• **Stored rows**
- - -
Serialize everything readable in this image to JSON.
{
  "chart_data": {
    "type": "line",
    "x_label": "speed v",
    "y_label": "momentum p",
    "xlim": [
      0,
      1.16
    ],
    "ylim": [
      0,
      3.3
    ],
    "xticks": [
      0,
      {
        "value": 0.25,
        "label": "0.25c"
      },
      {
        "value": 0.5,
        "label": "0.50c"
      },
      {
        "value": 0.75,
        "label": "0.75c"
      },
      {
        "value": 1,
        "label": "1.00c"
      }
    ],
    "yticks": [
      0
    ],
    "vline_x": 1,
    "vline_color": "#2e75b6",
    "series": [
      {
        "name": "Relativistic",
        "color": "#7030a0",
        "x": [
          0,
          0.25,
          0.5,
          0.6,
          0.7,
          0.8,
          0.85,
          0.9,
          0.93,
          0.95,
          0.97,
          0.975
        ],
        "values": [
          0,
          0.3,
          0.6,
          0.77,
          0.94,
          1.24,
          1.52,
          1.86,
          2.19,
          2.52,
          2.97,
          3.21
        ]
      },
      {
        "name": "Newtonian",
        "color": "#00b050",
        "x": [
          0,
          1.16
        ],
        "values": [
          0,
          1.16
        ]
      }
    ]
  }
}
- - -
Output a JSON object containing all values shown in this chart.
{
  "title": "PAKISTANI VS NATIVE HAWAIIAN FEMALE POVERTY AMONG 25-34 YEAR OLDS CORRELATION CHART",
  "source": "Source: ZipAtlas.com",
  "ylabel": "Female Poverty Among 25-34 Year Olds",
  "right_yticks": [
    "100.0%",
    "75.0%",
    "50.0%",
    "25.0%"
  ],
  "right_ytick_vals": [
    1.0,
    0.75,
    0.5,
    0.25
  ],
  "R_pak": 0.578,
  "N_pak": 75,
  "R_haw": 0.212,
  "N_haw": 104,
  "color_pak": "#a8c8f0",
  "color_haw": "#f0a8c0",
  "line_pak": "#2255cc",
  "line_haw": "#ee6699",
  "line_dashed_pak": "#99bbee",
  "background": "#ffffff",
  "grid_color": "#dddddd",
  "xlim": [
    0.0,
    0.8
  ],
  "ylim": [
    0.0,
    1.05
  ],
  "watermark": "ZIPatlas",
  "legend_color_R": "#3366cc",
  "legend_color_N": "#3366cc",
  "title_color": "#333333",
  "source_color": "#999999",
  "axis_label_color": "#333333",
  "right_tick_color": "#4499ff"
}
- - -
• **Aim**
Only the number is wanted: how many lines contain the string "this"?

• **Final result**
2